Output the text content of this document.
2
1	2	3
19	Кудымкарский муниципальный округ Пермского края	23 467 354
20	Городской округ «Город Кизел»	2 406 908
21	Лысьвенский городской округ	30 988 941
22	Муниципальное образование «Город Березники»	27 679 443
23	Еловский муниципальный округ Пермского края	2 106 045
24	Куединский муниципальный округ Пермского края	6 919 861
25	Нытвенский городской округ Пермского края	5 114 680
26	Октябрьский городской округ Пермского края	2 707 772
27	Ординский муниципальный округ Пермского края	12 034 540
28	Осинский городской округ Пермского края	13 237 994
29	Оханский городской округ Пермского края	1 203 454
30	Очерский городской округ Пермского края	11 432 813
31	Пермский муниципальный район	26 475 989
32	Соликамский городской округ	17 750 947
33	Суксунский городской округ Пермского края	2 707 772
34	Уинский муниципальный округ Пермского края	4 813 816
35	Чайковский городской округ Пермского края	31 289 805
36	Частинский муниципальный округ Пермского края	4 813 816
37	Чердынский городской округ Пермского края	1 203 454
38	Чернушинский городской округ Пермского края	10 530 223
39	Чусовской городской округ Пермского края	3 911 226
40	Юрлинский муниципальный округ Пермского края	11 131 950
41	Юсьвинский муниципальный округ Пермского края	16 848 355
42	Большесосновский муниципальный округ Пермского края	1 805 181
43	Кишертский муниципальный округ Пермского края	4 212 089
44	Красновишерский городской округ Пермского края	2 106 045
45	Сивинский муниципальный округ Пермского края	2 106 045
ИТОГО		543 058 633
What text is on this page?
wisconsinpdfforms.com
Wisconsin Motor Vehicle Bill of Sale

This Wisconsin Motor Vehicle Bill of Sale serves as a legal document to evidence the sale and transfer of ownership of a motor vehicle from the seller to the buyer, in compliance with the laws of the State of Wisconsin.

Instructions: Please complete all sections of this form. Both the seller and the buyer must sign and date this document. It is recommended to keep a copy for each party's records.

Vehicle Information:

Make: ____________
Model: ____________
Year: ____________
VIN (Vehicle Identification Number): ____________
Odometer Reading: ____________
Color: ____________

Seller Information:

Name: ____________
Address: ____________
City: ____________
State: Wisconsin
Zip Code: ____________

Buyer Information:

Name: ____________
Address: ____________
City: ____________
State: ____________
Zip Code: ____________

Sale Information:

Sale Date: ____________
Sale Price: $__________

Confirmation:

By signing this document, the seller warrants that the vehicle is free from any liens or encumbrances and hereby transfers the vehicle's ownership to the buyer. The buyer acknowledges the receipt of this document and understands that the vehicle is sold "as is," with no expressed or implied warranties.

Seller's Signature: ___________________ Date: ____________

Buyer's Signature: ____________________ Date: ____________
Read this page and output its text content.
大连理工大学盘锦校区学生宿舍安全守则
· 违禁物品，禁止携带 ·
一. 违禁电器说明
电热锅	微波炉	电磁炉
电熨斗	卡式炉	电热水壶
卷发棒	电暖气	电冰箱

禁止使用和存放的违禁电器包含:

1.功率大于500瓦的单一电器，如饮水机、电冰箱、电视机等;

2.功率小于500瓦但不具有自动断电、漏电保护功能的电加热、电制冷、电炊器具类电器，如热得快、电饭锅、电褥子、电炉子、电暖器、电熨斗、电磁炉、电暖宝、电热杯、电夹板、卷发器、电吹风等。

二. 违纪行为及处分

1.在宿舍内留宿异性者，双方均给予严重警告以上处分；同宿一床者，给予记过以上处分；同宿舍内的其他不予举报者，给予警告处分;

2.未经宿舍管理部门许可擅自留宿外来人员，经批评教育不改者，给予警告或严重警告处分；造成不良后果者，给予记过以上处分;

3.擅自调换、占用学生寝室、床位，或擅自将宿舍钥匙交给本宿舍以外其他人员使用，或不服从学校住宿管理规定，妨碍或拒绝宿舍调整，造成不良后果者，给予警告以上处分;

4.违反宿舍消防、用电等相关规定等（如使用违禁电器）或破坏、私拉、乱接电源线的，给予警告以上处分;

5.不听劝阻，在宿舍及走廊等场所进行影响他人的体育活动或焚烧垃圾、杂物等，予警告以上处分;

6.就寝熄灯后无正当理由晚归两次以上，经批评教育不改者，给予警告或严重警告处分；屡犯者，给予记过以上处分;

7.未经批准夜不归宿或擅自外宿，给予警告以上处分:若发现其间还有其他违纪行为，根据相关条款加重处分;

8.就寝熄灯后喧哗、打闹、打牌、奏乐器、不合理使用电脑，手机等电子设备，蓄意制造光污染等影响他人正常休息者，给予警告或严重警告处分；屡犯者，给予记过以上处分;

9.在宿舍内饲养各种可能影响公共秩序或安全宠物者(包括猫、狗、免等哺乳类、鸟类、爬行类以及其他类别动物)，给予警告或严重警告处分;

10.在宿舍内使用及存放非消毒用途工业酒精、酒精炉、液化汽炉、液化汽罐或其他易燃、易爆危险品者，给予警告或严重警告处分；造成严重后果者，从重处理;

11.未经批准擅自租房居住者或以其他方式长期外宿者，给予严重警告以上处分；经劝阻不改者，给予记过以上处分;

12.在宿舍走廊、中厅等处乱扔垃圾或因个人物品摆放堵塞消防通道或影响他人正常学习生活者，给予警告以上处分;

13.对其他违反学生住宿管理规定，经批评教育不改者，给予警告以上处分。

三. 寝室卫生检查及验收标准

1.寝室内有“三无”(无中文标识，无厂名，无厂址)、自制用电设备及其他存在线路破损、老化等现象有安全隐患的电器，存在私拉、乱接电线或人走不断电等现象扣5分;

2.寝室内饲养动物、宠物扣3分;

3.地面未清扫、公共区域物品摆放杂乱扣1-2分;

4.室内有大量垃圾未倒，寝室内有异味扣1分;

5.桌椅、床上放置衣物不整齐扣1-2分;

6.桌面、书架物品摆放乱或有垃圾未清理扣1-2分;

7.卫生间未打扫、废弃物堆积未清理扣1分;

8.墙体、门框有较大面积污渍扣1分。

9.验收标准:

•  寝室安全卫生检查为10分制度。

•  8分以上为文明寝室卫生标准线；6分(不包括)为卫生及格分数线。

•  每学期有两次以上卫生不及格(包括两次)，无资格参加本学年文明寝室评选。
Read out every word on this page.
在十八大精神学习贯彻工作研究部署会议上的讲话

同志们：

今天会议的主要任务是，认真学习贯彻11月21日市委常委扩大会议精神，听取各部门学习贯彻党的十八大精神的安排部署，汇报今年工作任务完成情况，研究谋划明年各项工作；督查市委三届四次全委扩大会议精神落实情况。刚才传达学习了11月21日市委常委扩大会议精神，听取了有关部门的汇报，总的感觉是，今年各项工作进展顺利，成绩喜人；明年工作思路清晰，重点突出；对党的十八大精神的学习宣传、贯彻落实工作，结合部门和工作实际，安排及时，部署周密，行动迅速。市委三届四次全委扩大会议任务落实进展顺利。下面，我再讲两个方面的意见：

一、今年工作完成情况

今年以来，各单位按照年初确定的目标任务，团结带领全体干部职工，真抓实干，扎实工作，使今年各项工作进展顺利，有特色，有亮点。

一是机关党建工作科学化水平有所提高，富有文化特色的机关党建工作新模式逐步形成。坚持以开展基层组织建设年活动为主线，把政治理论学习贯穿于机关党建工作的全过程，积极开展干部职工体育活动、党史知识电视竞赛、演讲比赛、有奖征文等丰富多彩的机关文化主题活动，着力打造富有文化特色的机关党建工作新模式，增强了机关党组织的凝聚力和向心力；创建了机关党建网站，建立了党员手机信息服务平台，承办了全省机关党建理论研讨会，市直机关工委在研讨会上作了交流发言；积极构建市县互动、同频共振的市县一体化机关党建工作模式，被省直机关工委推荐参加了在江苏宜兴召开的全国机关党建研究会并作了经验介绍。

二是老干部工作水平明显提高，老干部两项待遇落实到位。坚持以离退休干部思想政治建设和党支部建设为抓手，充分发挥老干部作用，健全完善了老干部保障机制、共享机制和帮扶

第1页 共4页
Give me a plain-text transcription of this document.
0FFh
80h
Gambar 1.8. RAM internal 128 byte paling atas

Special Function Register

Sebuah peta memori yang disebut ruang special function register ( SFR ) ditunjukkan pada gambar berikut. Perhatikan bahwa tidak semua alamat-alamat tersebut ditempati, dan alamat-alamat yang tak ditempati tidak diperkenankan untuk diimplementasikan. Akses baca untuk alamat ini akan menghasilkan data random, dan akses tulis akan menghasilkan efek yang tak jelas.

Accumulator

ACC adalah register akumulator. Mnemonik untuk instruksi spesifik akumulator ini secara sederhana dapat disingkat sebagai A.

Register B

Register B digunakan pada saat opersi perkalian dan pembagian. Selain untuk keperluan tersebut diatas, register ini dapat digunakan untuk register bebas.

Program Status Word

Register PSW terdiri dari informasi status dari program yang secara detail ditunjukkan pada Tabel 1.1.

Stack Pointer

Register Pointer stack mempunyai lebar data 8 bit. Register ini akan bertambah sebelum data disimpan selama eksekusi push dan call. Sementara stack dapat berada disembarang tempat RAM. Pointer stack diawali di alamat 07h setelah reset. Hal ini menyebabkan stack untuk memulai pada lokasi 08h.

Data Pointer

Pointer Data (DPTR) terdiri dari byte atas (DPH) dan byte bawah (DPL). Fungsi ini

## What you need to do
Copy exactly, word for word, the line with "Give me a plain-text" through the final line of the listing.

## Result
Give me a plain-text transcription of this document.
0FFh
80h
Gambar 1.8. RAM internal 128 byte paling atas

Special Function Register

Sebuah peta memori yang disebut ruang special function register ( SFR ) ditunjukkan pada gambar berikut. Perhatikan bahwa tidak semua alamat-alamat tersebut ditempati, dan alamat-alamat yang tak ditempati tidak diperkenankan untuk diimplementasikan. Akses baca untuk alamat ini akan menghasilkan data random, dan akses tulis akan menghasilkan efek yang tak jelas.

Accumulator

ACC adalah register akumulator. Mnemonik untuk instruksi spesifik akumulator ini secara sederhana dapat disingkat sebagai A.

Register B

Register B digunakan pada saat opersi perkalian dan pembagian. Selain untuk keperluan tersebut diatas, register ini dapat digunakan untuk register bebas.

Program Status Word

Register PSW terdiri dari informasi status dari program yang secara detail ditunjukkan pada Tabel 1.1.

Stack Pointer

Register Pointer stack mempunyai lebar data 8 bit. Register ini akan bertambah sebelum data disimpan selama eksekusi push dan call. Sementara stack dapat berada disembarang tempat RAM. Pointer stack diawali di alamat 07h setelah reset. Hal ini menyebabkan stack untuk memulai pada lokasi 08h.

Data Pointer

Pointer Data (DPTR) terdiri dari byte atas (DPH) dan byte bawah (DPL). Fungsi ini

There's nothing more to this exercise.